[GOAL] Return, character for character, the lines of the records starting with the first one and going on through the line with "day-info: Sunrise: 5:53", both included.

[RECORDS FOR THE EXERCISE]
_____

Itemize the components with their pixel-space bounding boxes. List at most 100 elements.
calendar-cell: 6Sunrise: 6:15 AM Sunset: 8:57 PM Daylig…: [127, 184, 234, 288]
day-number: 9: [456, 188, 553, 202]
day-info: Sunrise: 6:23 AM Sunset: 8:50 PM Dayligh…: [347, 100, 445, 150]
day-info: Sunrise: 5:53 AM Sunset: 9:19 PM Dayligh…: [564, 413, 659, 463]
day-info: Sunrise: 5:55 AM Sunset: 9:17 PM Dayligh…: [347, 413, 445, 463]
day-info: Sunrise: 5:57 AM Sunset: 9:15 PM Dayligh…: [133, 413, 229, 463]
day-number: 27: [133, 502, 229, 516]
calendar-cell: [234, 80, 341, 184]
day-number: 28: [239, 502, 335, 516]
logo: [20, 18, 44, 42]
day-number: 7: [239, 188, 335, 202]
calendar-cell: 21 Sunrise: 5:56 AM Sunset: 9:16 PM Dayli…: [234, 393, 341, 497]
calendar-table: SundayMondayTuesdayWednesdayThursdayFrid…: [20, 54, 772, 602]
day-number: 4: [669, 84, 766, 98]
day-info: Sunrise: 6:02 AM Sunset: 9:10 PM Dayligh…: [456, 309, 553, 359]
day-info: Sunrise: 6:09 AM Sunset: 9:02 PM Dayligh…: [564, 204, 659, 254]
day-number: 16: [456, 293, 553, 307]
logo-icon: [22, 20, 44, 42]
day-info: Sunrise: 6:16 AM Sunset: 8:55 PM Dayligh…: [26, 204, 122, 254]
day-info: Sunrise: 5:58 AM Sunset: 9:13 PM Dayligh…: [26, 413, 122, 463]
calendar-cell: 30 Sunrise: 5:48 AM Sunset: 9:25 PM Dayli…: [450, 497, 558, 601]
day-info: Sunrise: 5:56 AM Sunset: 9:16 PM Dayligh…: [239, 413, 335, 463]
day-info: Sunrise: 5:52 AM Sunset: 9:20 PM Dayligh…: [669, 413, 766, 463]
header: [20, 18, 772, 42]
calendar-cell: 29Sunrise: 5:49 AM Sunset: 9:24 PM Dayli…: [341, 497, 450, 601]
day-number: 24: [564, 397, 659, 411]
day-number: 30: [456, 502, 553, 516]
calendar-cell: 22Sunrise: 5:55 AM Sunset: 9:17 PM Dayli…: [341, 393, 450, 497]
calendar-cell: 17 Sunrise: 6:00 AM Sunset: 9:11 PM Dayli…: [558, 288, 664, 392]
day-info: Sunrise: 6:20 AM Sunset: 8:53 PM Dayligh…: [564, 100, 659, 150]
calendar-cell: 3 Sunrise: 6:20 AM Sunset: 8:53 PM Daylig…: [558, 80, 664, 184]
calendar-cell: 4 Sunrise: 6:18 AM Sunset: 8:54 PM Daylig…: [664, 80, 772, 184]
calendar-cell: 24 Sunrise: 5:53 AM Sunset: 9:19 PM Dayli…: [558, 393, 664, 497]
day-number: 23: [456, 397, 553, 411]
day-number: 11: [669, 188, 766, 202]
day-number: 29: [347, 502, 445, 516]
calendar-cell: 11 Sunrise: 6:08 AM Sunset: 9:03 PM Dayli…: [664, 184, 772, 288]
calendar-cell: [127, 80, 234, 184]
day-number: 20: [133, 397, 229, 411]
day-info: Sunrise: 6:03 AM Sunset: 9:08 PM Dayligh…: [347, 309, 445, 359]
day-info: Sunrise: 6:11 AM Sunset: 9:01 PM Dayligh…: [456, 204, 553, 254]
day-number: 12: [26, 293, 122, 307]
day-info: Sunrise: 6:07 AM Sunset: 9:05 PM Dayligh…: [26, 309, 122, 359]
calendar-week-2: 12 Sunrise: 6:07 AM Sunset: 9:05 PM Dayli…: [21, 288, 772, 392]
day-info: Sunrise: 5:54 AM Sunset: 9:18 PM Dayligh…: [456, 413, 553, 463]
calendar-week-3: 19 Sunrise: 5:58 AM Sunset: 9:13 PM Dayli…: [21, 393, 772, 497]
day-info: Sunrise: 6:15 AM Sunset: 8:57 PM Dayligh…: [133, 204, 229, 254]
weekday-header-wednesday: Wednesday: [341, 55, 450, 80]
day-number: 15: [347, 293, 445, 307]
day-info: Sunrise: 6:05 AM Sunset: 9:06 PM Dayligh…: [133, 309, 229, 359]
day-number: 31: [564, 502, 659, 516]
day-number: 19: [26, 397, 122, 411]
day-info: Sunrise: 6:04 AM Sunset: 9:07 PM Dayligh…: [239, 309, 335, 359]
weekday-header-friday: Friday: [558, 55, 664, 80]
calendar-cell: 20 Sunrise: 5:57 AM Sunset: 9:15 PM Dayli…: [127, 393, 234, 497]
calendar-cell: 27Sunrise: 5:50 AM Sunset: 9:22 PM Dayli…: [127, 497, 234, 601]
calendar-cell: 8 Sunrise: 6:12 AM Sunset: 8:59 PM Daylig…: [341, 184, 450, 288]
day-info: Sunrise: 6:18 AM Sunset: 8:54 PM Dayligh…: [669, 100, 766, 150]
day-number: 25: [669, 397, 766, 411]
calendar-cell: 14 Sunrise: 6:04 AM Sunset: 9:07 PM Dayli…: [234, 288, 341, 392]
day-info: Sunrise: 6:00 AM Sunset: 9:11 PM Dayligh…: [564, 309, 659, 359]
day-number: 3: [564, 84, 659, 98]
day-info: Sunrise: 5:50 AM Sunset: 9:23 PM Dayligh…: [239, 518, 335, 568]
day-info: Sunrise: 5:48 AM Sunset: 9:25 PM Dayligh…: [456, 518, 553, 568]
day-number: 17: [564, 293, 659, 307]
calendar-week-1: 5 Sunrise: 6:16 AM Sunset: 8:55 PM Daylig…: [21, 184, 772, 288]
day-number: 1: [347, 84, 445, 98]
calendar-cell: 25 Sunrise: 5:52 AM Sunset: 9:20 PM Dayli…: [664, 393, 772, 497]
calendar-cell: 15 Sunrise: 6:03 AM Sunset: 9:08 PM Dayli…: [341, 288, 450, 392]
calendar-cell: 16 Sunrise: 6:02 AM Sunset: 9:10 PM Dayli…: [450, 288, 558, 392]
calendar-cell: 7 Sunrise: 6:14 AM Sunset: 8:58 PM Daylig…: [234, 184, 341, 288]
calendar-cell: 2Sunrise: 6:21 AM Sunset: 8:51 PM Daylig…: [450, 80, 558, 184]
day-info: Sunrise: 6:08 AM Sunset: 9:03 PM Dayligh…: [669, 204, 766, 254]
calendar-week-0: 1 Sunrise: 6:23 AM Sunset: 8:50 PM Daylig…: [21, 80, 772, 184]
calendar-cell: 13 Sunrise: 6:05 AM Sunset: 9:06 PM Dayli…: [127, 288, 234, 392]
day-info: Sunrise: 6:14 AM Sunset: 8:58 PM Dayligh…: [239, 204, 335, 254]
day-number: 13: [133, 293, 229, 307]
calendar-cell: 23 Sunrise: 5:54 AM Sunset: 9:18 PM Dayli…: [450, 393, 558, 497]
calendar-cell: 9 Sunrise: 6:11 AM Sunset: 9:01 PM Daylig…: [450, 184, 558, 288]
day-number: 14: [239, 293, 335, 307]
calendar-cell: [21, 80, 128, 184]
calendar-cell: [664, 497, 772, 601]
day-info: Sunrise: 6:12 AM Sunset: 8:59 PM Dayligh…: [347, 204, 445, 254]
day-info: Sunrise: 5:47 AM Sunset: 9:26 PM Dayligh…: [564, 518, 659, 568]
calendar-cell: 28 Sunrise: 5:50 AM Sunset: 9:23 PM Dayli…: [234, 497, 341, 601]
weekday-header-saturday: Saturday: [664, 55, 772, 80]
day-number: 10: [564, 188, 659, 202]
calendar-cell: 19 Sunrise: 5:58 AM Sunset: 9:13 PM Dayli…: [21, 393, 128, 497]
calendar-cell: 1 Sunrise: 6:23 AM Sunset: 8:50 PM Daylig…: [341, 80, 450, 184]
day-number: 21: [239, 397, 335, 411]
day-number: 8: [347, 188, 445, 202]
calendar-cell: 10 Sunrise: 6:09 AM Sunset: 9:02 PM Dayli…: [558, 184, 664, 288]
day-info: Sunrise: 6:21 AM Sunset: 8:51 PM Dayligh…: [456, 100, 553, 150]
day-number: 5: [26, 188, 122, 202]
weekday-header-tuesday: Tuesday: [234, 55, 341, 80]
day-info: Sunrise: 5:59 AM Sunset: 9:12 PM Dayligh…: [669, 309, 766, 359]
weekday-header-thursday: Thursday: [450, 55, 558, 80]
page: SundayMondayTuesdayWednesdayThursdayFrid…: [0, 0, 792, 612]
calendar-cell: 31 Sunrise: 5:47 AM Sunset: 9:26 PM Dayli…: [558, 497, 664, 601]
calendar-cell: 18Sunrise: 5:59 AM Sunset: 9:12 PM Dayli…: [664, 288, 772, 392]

_____

[ANSWER TO THE EXERCISE]
Itemize the components with their pixel-space bounding boxes. List at most 100 elements.
calendar-cell: 6Sunrise: 6:15 AM Sunset: 8:57 PM Daylig…: [127, 184, 234, 288]
day-number: 9: [456, 188, 553, 202]
day-info: Sunrise: 6:23 AM Sunset: 8:50 PM Dayligh…: [347, 100, 445, 150]
day-info: Sunrise: 5:53 AM Sunset: 9:19 PM Dayligh…: [564, 413, 659, 463]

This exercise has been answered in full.